>> begin Records supplied
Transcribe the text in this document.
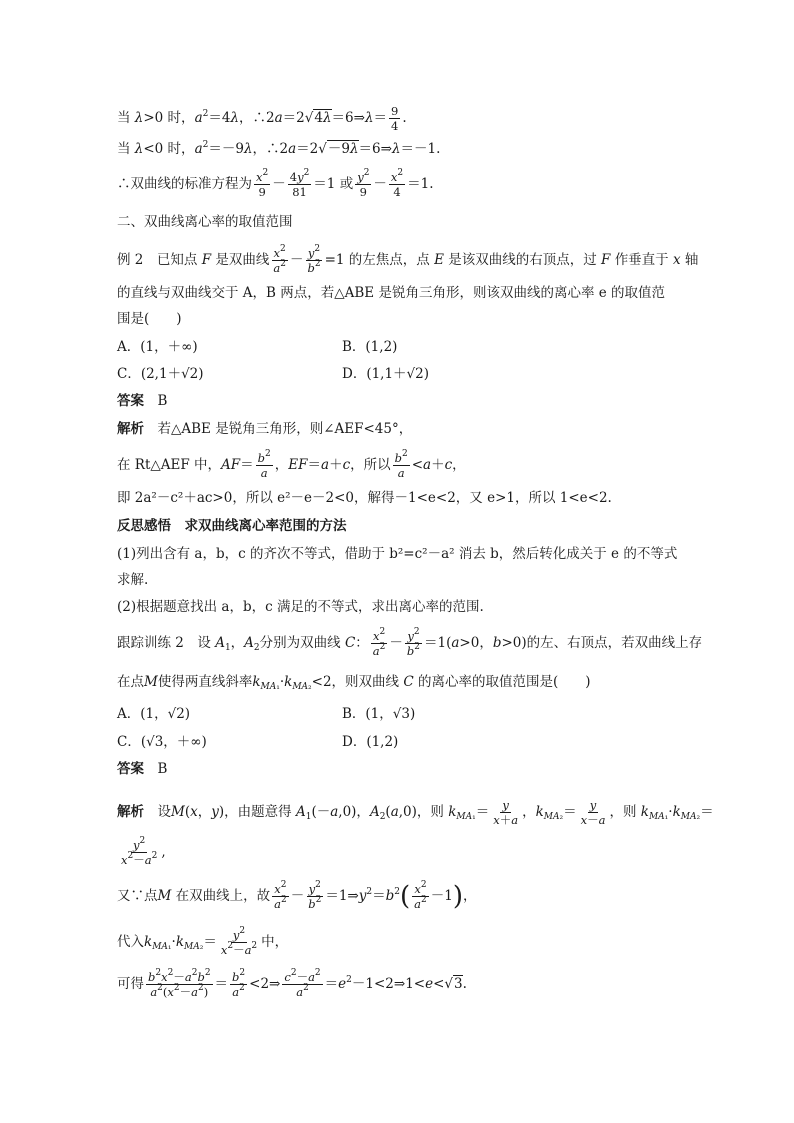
当 λ>0 时，$a^2=4\lambda$，∴2a＝2√4λ＝6⇒λ＝ $\frac{9}{4}$ .
当 λ<0 时，$a^2=-9\lambda$，∴2a＝2√－9λ＝6⇒λ＝－1.
∴双曲线的标准方程为 $\frac{x^2}{9} - \frac{4y^2}{81} =1$ 或 $\frac{y^2}{9} - \frac{x^2}{4} =1$.
二、双曲线离心率的取值范围
例 2　 已知点 F 是双曲线 $\frac{x^2}{a^2} - \frac{y^2}{b^2} =1$ 的左焦点，点 E 是该双曲线的右顶点，过 F 作垂直于 x 轴
的直线与双曲线交于 A，B 两点，若△ABE 是锐角三角形，则该双曲线的离心率 e 的取值范
围是(　　)
A．(1，＋∞)	B．(1,2)
C．(2,1＋√2)	D．(1,1＋√2)
答案　 B
解析　 若△ABE 是锐角三角形，则∠AEF<45°，
在 Rt△AEF 中，$AF= \frac{b^2}{a}$ ，EF＝a＋c，所以 $\frac{b^2}{a} <a+c$，
即 2a²－c²＋ac>0，所以 e²－e－2<0，解得－1<e<2，又 e>1，所以 1<e<2.
反思感悟　 求双曲线离心率范围的方法
(1)列出含有 a，b，c 的齐次不等式，借助于 b²=c²－a² 消去 b，然后转化成关于 e 的不等式
求解.
(2)根据题意找出 a，b，c 满足的不等式，求出离心率的范围.
跟踪训练 2　设 $A_1$，$A_2$分别为双曲线 C： $\frac{x^2}{a^2} - \frac{y^2}{b^2} =1(a>0$，b>0)的左、右顶点，若双曲线上存
在点M使得两直线斜率$k_{MA_1}\cdot k_{MA_2}<2$，则双曲线 C 的离心率的取值范围是(　　)
A．(1，√2)	B．(1，√3)
C．(√3，＋∞)	D．(1,2)
答案　 B
解析　 设M(x，y)，由题意得 $A_1(-a,0)$，$A_2(a,0)$，则 $k_{MA_1}= \frac{y}{x+a}$ ，$k_{MA_2}= \frac{y}{x-a}$ ，则 $k_{MA_1}\cdot k_{MA_2}=$
$\frac{y^2}{x^2-a^2}$ ,
又∵点M 在双曲线上，故 $\frac{x^2}{a^2} - \frac{y^2}{b^2}$ $=1\Rightarrow y^2=b^2( \frac{x^2}{a^2} -1)$，
代入$k_{MA_1}\cdot k_{MA_2}= \frac{y^2}{x^2-a^2}$ 中，
可得 $\frac{b^2x^2-a^2b^2}{a^2(x^2-a^2)} = \frac{b^2}{a^2}$ <2⇒ $\frac{c^2-a^2}{a^2}$ $=e^2-1<2\Rightarrow 1<e<√3$.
>> end Records supplied
Work to do — Which lines of the data include "Rightarrow"? Copy each of them.

Output of the task —
又∵点M 在双曲线上，故 $\frac{x^2}{a^2} - \frac{y^2}{b^2}$ $=1\Rightarrow y^2=b^2( \frac{x^2}{a^2} -1)$，
可得 $\frac{b^2x^2-a^2b^2}{a^2(x^2-a^2)} = \frac{b^2}{a^2}$ <2⇒ $\frac{c^2-a^2}{a^2}$ $=e^2-1<2\Rightarrow 1<e<√3$.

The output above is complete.